** STATED TASK **
Make an exact copy of all the records.
....................
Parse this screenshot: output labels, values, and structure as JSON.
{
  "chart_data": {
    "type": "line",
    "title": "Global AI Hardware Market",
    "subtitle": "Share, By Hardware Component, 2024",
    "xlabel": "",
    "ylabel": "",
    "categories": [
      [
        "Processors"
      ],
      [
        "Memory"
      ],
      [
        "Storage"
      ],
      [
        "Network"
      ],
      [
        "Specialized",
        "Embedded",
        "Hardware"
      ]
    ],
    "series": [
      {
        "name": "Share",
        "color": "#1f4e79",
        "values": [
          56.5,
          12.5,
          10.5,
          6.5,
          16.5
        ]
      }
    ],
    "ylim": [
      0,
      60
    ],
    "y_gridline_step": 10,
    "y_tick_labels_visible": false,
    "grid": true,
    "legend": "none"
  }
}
....................
** WORKED ANSWER **
Parse this screenshot: output labels, values, and structure as JSON.
{
  "chart_data": {
    "type": "line",
    "title": "Global AI Hardware Market",
    "subtitle": "Share, By Hardware Component, 2024",
    "xlabel": "",
    "ylabel": "",
    "categories": [
      [
        "Processors"
      ],
      [
        "Memory"
      ],
      [
        "Storage"
      ],
      [
        "Network"
      ],
      [
        "Specialized",
        "Embedded",
        "Hardware"
      ]
    ],
    "series": [
      {
        "name": "Share",
        "color": "#1f4e79",
        "values": [
          56.5,
          12.5,
          10.5,
          6.5,
          16.5
        ]
      }
    ],
    "ylim": [
      0,
      60
    ],
    "y_gridline_step": 10,
    "y_tick_labels_visible": false,
    "grid": true,
    "legend": "none"
  }
}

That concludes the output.